Figure content listings:
[start]
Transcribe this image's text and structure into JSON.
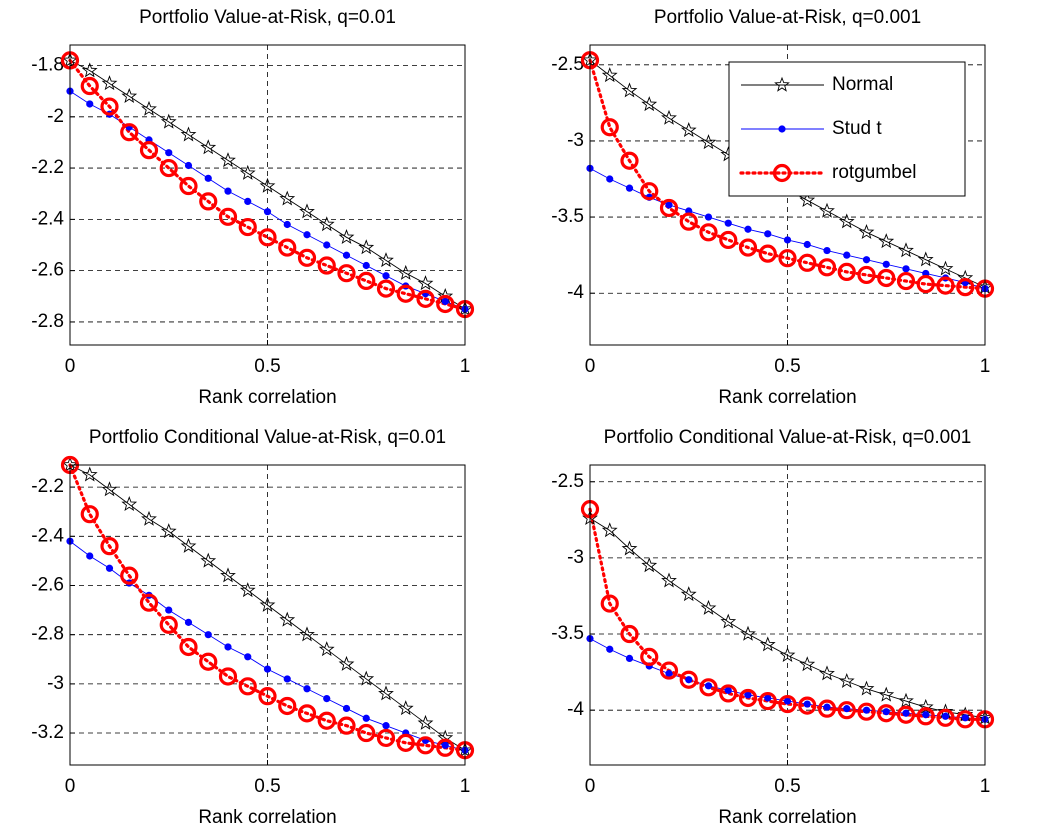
{
  "chart_data": [
    {
      "type": "line",
      "title": "Portfolio Value-at-Risk, q=0.01",
      "x_label": "Rank correlation",
      "x": [
        0,
        0.05,
        0.1,
        0.15,
        0.2,
        0.25,
        0.3,
        0.35,
        0.4,
        0.45,
        0.5,
        0.55,
        0.6,
        0.65,
        0.7,
        0.75,
        0.8,
        0.85,
        0.9,
        0.95,
        1
      ],
      "xlim": [
        0,
        1
      ],
      "xticks": [
        0,
        0.5,
        1
      ],
      "ylim": [
        -2.89,
        -1.72
      ],
      "yticks": [
        -2.8,
        -2.6,
        -2.4,
        -2.2,
        -2,
        -1.8
      ],
      "grid": true,
      "series": [
        {
          "color": "#000000",
          "marker": "star",
          "linestyle": "solid",
          "values": [
            -1.78,
            -1.82,
            -1.87,
            -1.92,
            -1.97,
            -2.02,
            -2.07,
            -2.12,
            -2.17,
            -2.22,
            -2.27,
            -2.32,
            -2.37,
            -2.42,
            -2.47,
            -2.51,
            -2.56,
            -2.61,
            -2.65,
            -2.7,
            -2.75
          ]
        },
        {
          "color": "#0000ff",
          "marker": "dot",
          "linestyle": "solid",
          "values": [
            -1.9,
            -1.95,
            -1.99,
            -2.04,
            -2.09,
            -2.14,
            -2.19,
            -2.24,
            -2.29,
            -2.33,
            -2.37,
            -2.42,
            -2.46,
            -2.5,
            -2.54,
            -2.58,
            -2.62,
            -2.66,
            -2.69,
            -2.72,
            -2.75
          ]
        },
        {
          "color": "#ff0000",
          "marker": "circle",
          "linestyle": "dotted",
          "values": [
            -1.78,
            -1.88,
            -1.96,
            -2.06,
            -2.13,
            -2.2,
            -2.27,
            -2.33,
            -2.39,
            -2.43,
            -2.47,
            -2.51,
            -2.55,
            -2.58,
            -2.61,
            -2.64,
            -2.67,
            -2.69,
            -2.71,
            -2.73,
            -2.75
          ]
        }
      ]
    },
    {
      "type": "line",
      "title": "Portfolio Value-at-Risk, q=0.001",
      "x_label": "Rank correlation",
      "x": [
        0,
        0.05,
        0.1,
        0.15,
        0.2,
        0.25,
        0.3,
        0.35,
        0.4,
        0.45,
        0.5,
        0.55,
        0.6,
        0.65,
        0.7,
        0.75,
        0.8,
        0.85,
        0.9,
        0.95,
        1
      ],
      "xlim": [
        0,
        1
      ],
      "xticks": [
        0,
        0.5,
        1
      ],
      "ylim": [
        -4.34,
        -2.37
      ],
      "yticks": [
        -4,
        -3.5,
        -3,
        -2.5
      ],
      "grid": true,
      "legend": "northeast",
      "series": [
        {
          "name": "Normal",
          "color": "#000000",
          "marker": "star",
          "linestyle": "solid",
          "values": [
            -2.47,
            -2.57,
            -2.67,
            -2.76,
            -2.85,
            -2.93,
            -3.01,
            -3.09,
            -3.17,
            -3.25,
            -3.32,
            -3.39,
            -3.46,
            -3.53,
            -3.6,
            -3.66,
            -3.72,
            -3.78,
            -3.84,
            -3.9,
            -3.96
          ]
        },
        {
          "name": "Stud t",
          "color": "#0000ff",
          "marker": "dot",
          "linestyle": "solid",
          "values": [
            -3.18,
            -3.25,
            -3.31,
            -3.37,
            -3.42,
            -3.46,
            -3.5,
            -3.54,
            -3.58,
            -3.61,
            -3.65,
            -3.68,
            -3.72,
            -3.75,
            -3.78,
            -3.81,
            -3.84,
            -3.87,
            -3.9,
            -3.93,
            -3.97
          ]
        },
        {
          "name": "rotgumbel",
          "color": "#ff0000",
          "marker": "circle",
          "linestyle": "dotted",
          "values": [
            -2.47,
            -2.91,
            -3.13,
            -3.33,
            -3.44,
            -3.53,
            -3.6,
            -3.65,
            -3.7,
            -3.74,
            -3.77,
            -3.8,
            -3.83,
            -3.86,
            -3.88,
            -3.9,
            -3.92,
            -3.94,
            -3.95,
            -3.96,
            -3.97
          ]
        }
      ]
    },
    {
      "type": "line",
      "title": "Portfolio Conditional Value-at-Risk, q=0.01",
      "x_label": "Rank correlation",
      "x": [
        0,
        0.05,
        0.1,
        0.15,
        0.2,
        0.25,
        0.3,
        0.35,
        0.4,
        0.45,
        0.5,
        0.55,
        0.6,
        0.65,
        0.7,
        0.75,
        0.8,
        0.85,
        0.9,
        0.95,
        1
      ],
      "xlim": [
        0,
        1
      ],
      "xticks": [
        0,
        0.5,
        1
      ],
      "ylim": [
        -3.33,
        -2.11
      ],
      "yticks": [
        -3.2,
        -3,
        -2.8,
        -2.6,
        -2.4,
        -2.2
      ],
      "grid": true,
      "series": [
        {
          "color": "#000000",
          "marker": "star",
          "linestyle": "solid",
          "values": [
            -2.11,
            -2.15,
            -2.21,
            -2.27,
            -2.33,
            -2.38,
            -2.44,
            -2.5,
            -2.56,
            -2.62,
            -2.68,
            -2.74,
            -2.8,
            -2.86,
            -2.92,
            -2.98,
            -3.04,
            -3.1,
            -3.16,
            -3.22,
            -3.27
          ]
        },
        {
          "color": "#0000ff",
          "marker": "dot",
          "linestyle": "solid",
          "values": [
            -2.42,
            -2.48,
            -2.53,
            -2.59,
            -2.64,
            -2.7,
            -2.75,
            -2.8,
            -2.85,
            -2.89,
            -2.94,
            -2.98,
            -3.02,
            -3.06,
            -3.1,
            -3.14,
            -3.17,
            -3.2,
            -3.23,
            -3.25,
            -3.27
          ]
        },
        {
          "color": "#ff0000",
          "marker": "circle",
          "linestyle": "dotted",
          "values": [
            -2.11,
            -2.31,
            -2.44,
            -2.56,
            -2.67,
            -2.76,
            -2.85,
            -2.91,
            -2.97,
            -3.01,
            -3.05,
            -3.09,
            -3.12,
            -3.15,
            -3.17,
            -3.2,
            -3.22,
            -3.24,
            -3.25,
            -3.26,
            -3.27
          ]
        }
      ]
    },
    {
      "type": "line",
      "title": "Portfolio Conditional Value-at-Risk, q=0.001",
      "x_label": "Rank correlation",
      "x": [
        0,
        0.05,
        0.1,
        0.15,
        0.2,
        0.25,
        0.3,
        0.35,
        0.4,
        0.45,
        0.5,
        0.55,
        0.6,
        0.65,
        0.7,
        0.75,
        0.8,
        0.85,
        0.9,
        0.95,
        1
      ],
      "xlim": [
        0,
        1
      ],
      "xticks": [
        0,
        0.5,
        1
      ],
      "ylim": [
        -4.36,
        -2.39
      ],
      "yticks": [
        -4,
        -3.5,
        -3,
        -2.5
      ],
      "grid": true,
      "series": [
        {
          "color": "#000000",
          "marker": "star",
          "linestyle": "solid",
          "values": [
            -2.74,
            -2.82,
            -2.94,
            -3.05,
            -3.15,
            -3.24,
            -3.33,
            -3.42,
            -3.5,
            -3.57,
            -3.64,
            -3.7,
            -3.76,
            -3.81,
            -3.86,
            -3.9,
            -3.94,
            -3.98,
            -4.01,
            -4.03,
            -4.05
          ]
        },
        {
          "color": "#0000ff",
          "marker": "dot",
          "linestyle": "solid",
          "values": [
            -3.53,
            -3.6,
            -3.66,
            -3.71,
            -3.76,
            -3.8,
            -3.84,
            -3.87,
            -3.9,
            -3.92,
            -3.94,
            -3.96,
            -3.98,
            -3.99,
            -4.0,
            -4.01,
            -4.02,
            -4.03,
            -4.04,
            -4.05,
            -4.06
          ]
        },
        {
          "color": "#ff0000",
          "marker": "circle",
          "linestyle": "dotted",
          "values": [
            -2.68,
            -3.3,
            -3.5,
            -3.65,
            -3.74,
            -3.8,
            -3.85,
            -3.89,
            -3.92,
            -3.94,
            -3.96,
            -3.97,
            -3.99,
            -4.0,
            -4.01,
            -4.02,
            -4.03,
            -4.04,
            -4.05,
            -4.06,
            -4.06
          ]
        }
      ]
    }
  ]
}
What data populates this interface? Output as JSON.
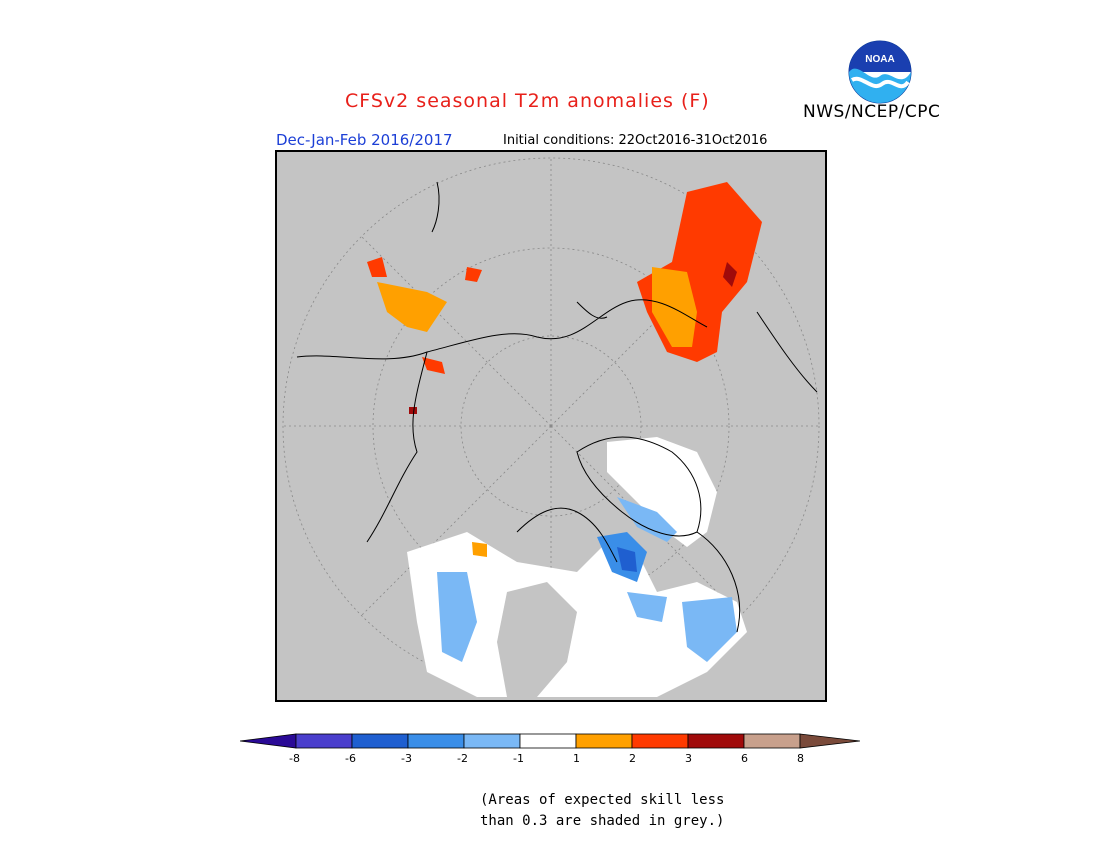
{
  "title": "CFSv2 seasonal T2m anomalies (F)",
  "agency": "NWS/NCEP/CPC",
  "logo_text": "NOAA",
  "season": "Dec-Jan-Feb 2016/2017",
  "initial_conditions": "Initial conditions: 22Oct2016-31Oct2016",
  "colorbar": {
    "colors": [
      "#2a0a96",
      "#4a3ecc",
      "#1f5fd0",
      "#3a8ee8",
      "#7ab8f5",
      "#ffffff",
      "#ffa000",
      "#ff3a00",
      "#a00a0a",
      "#c8a08c",
      "#7a4a3a"
    ],
    "labels": [
      "-8",
      "-6",
      "-3",
      "-2",
      "-1",
      "1",
      "2",
      "3",
      "6",
      "8"
    ]
  },
  "footnote_line1": "(Areas of expected skill less",
  "footnote_line2": "than 0.3 are shaded in grey.)"
}
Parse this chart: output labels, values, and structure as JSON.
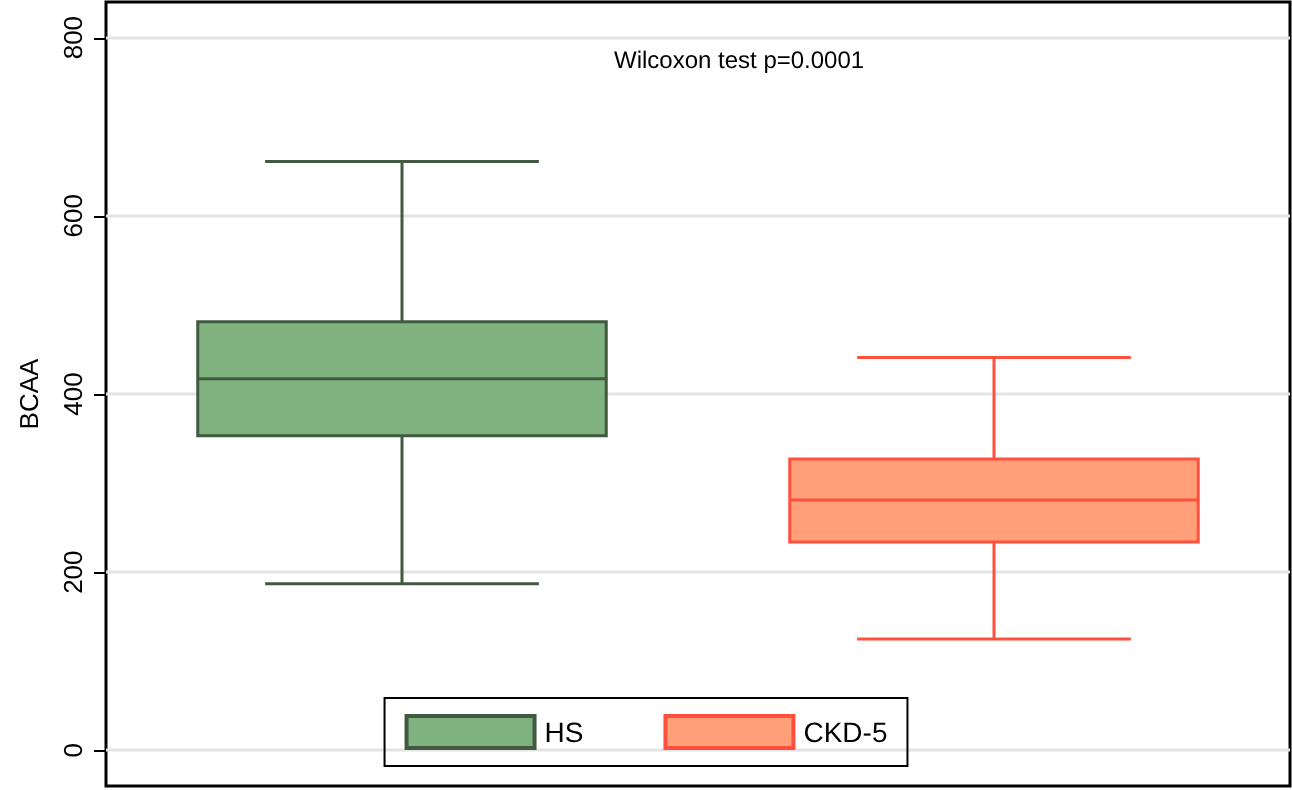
{
  "chart_data": {
    "type": "box",
    "ylabel": "BCAA",
    "annotations": [
      "Wilcoxon test p=0.0001"
    ],
    "categories": [
      null,
      null
    ],
    "series": [
      {
        "name": "HS",
        "color": "#80b27f",
        "boxes": [
          {
            "low": 187,
            "q1": 353,
            "median": 417,
            "q3": 481,
            "high": 661
          },
          null
        ]
      },
      {
        "name": "CKD-5",
        "color": "#ffa07a",
        "boxes": [
          null,
          {
            "low": 125,
            "q1": 234,
            "median": 281,
            "q3": 327,
            "high": 441
          }
        ]
      }
    ],
    "ylim": [
      -40,
      840
    ],
    "yticks": [
      0,
      200,
      400,
      600,
      800
    ],
    "grid": "y",
    "legend": "bottom"
  }
}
[end]
→ **BRIEF**:
Quote, word for word and nothing more, every line from the line with "Parse this chart: output" to the end of the entries, including both ends; skip any pictures.

→ **RESPONSE**:
Parse this chart: output labels, values, and structure as JSON.
{
  "chart_data": {
    "type": "box",
    "ylabel": "BCAA",
    "annotations": [
      "Wilcoxon test p=0.0001"
    ],
    "categories": [
      null,
      null
    ],
    "series": [
      {
        "name": "HS",
        "color": "#80b27f",
        "boxes": [
          {
            "low": 187,
            "q1": 353,
            "median": 417,
            "q3": 481,
            "high": 661
          },
          null
        ]
      },
      {
        "name": "CKD-5",
        "color": "#ffa07a",
        "boxes": [
          null,
          {
            "low": 125,
            "q1": 234,
            "median": 281,
            "q3": 327,
            "high": 441
          }
        ]
      }
    ],
    "ylim": [
      -40,
      840
    ],
    "yticks": [
      0,
      200,
      400,
      600,
      800
    ],
    "grid": "y",
    "legend": "bottom"
  }
}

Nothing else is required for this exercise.